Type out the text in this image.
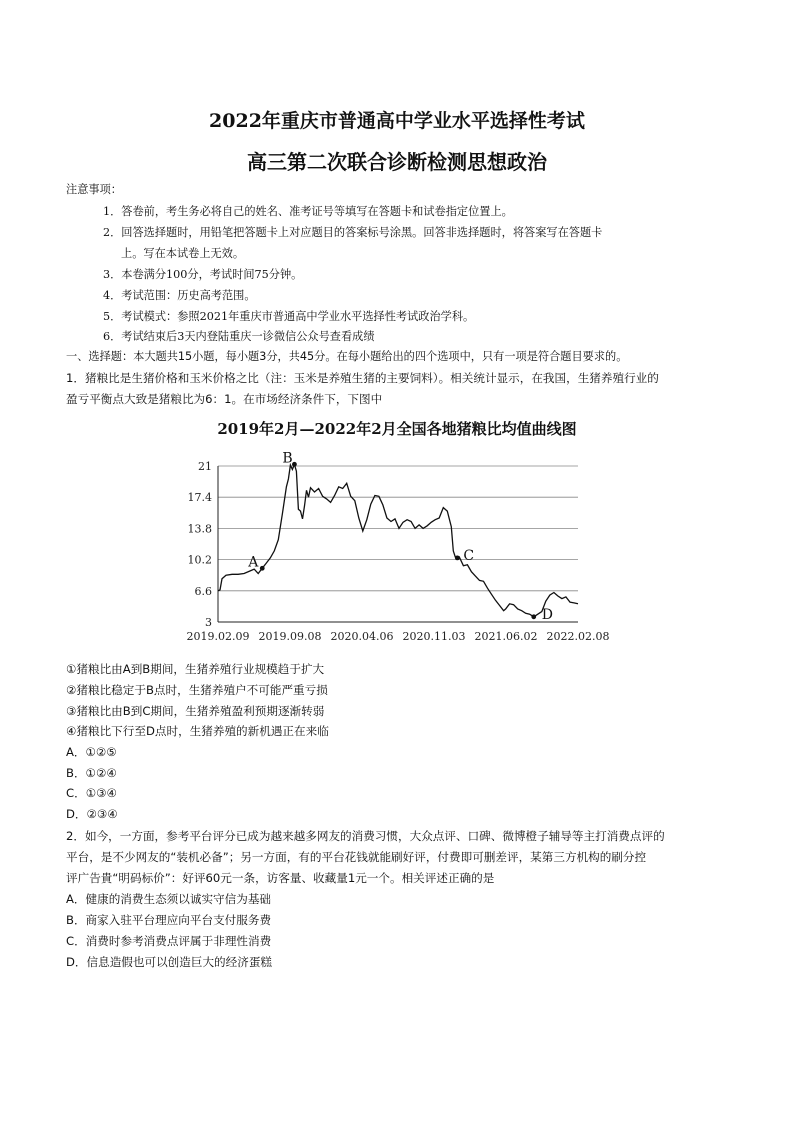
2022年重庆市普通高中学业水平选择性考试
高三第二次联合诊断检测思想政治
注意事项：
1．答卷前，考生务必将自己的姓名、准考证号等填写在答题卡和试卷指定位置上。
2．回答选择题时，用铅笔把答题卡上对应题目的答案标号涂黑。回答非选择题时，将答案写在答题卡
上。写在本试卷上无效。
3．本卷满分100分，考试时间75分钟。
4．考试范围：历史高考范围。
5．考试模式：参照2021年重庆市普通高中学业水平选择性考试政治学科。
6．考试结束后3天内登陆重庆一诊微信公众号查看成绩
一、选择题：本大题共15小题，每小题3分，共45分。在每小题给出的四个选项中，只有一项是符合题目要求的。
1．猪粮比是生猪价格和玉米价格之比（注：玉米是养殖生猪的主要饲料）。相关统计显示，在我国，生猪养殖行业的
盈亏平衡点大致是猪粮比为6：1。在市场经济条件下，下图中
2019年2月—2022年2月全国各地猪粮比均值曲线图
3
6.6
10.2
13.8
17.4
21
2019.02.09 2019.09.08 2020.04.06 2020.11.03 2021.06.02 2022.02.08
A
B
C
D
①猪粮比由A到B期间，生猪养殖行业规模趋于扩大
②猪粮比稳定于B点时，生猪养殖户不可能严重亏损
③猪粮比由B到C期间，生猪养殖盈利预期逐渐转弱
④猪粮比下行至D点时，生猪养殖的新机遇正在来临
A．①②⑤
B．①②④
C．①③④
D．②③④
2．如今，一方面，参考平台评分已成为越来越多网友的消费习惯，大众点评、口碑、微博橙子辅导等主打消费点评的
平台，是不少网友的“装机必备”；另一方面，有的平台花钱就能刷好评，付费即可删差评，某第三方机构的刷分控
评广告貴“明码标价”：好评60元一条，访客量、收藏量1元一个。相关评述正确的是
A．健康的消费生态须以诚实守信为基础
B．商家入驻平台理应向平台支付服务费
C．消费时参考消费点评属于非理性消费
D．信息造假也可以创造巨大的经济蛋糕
• • • • •
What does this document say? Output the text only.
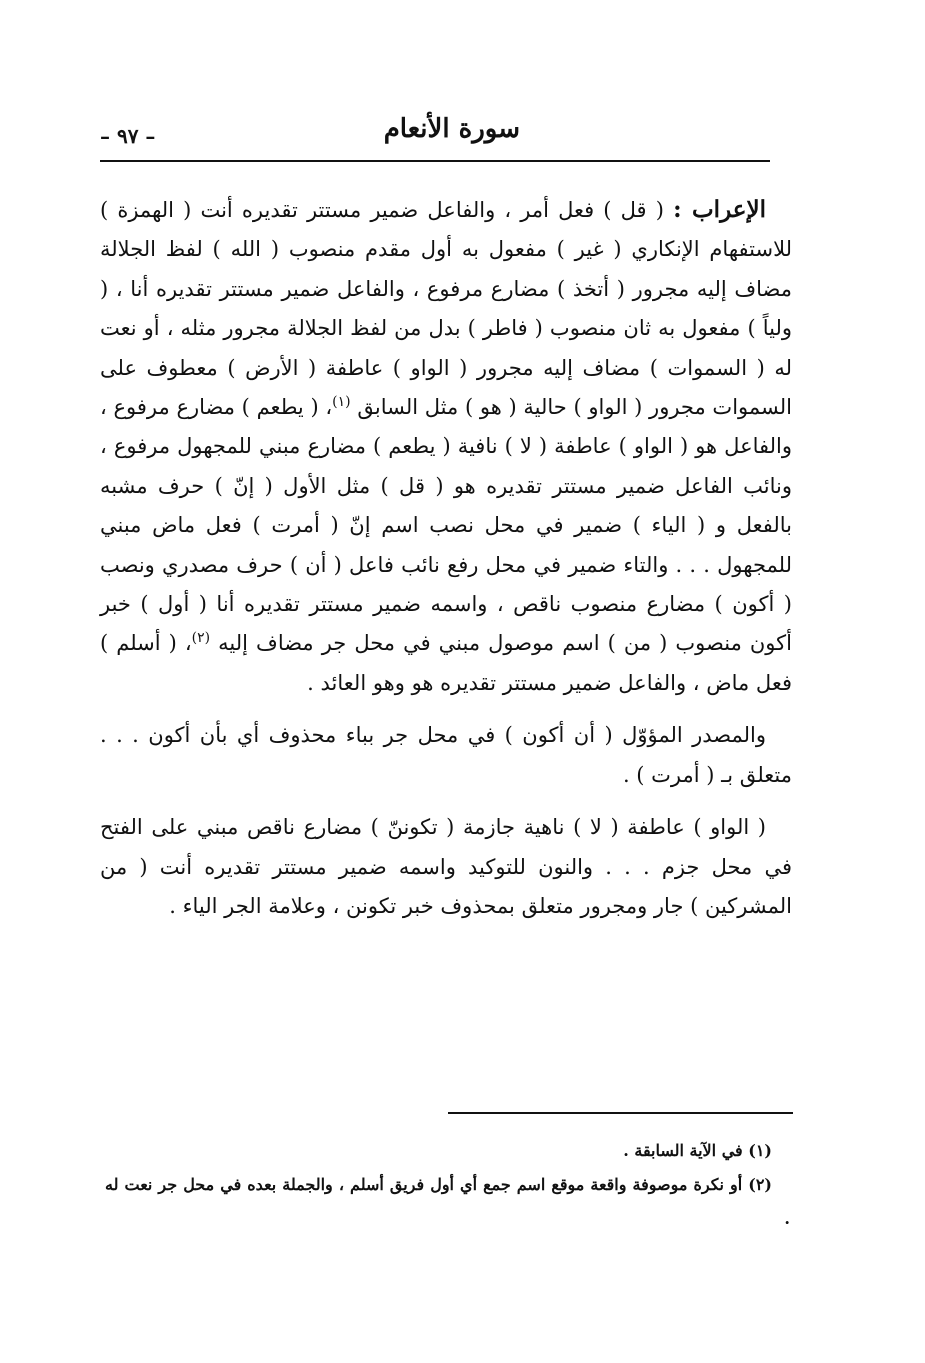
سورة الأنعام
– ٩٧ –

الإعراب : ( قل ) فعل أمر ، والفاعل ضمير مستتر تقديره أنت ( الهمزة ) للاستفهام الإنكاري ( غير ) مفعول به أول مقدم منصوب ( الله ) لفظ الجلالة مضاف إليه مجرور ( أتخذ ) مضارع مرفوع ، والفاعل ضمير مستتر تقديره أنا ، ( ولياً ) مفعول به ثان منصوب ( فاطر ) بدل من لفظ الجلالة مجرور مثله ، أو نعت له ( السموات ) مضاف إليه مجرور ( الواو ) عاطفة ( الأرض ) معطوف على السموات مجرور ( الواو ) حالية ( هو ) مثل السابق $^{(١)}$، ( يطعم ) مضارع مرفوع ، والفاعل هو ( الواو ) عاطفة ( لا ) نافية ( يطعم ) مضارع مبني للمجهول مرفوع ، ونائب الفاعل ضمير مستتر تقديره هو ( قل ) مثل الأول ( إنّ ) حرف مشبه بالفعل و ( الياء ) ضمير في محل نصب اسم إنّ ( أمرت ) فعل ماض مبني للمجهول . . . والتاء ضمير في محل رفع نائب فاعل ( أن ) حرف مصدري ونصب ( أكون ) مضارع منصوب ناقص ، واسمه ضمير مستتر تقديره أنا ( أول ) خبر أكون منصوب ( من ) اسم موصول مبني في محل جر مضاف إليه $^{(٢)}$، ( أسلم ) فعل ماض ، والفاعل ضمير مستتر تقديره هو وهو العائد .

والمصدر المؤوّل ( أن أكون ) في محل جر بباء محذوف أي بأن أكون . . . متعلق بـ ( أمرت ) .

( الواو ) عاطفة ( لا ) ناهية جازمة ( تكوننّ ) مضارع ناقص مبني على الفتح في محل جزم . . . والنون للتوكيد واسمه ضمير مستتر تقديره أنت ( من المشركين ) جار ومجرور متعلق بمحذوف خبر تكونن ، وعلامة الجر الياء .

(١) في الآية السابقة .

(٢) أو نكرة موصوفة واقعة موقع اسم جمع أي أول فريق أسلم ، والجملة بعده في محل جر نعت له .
• • • • •
▶ **WHAT THE EXERCISE ASKS**
Lines that hold "عاطفة" are the ones to copy; find all of them.

▶ **TASK OUTPUT**
الإعراب : ( قل ) فعل أمر ، والفاعل ضمير مستتر تقديره أنت ( الهمزة ) للاستفهام الإنكاري ( غير ) مفعول به أول مقدم منصوب ( الله ) لفظ الجلالة مضاف إليه مجرور ( أتخذ ) مضارع مرفوع ، والفاعل ضمير مستتر تقديره أنا ، ( ولياً ) مفعول به ثان منصوب ( فاطر ) بدل من لفظ الجلالة مجرور مثله ، أو نعت له ( السموات ) مضاف إليه مجرور ( الواو ) عاطفة ( الأرض ) معطوف على السموات مجرور ( الواو ) حالية ( هو ) مثل السابق $^{(١)}$، ( يطعم ) مضارع مرفوع ، والفاعل هو ( الواو ) عاطفة ( لا ) نافية ( يطعم ) مضارع مبني للمجهول مرفوع ، ونائب الفاعل ضمير مستتر تقديره هو ( قل ) مثل الأول ( إنّ ) حرف مشبه بالفعل و ( الياء ) ضمير في محل نصب اسم إنّ ( أمرت ) فعل ماض مبني للمجهول . . . والتاء ضمير في محل رفع نائب فاعل ( أن ) حرف مصدري ونصب ( أكون ) مضارع منصوب ناقص ، واسمه ضمير مستتر تقديره أنا ( أول ) خبر أكون منصوب ( من ) اسم موصول مبني في محل جر مضاف إليه $^{(٢)}$، ( أسلم ) فعل ماض ، والفاعل ضمير مستتر تقديره هو وهو العائد .
( الواو ) عاطفة ( لا ) ناهية جازمة ( تكوننّ ) مضارع ناقص مبني على الفتح في محل جزم . . . والنون للتوكيد واسمه ضمير مستتر تقديره أنت ( من المشركين ) جار ومجرور متعلق بمحذوف خبر تكونن ، وعلامة الجر الياء .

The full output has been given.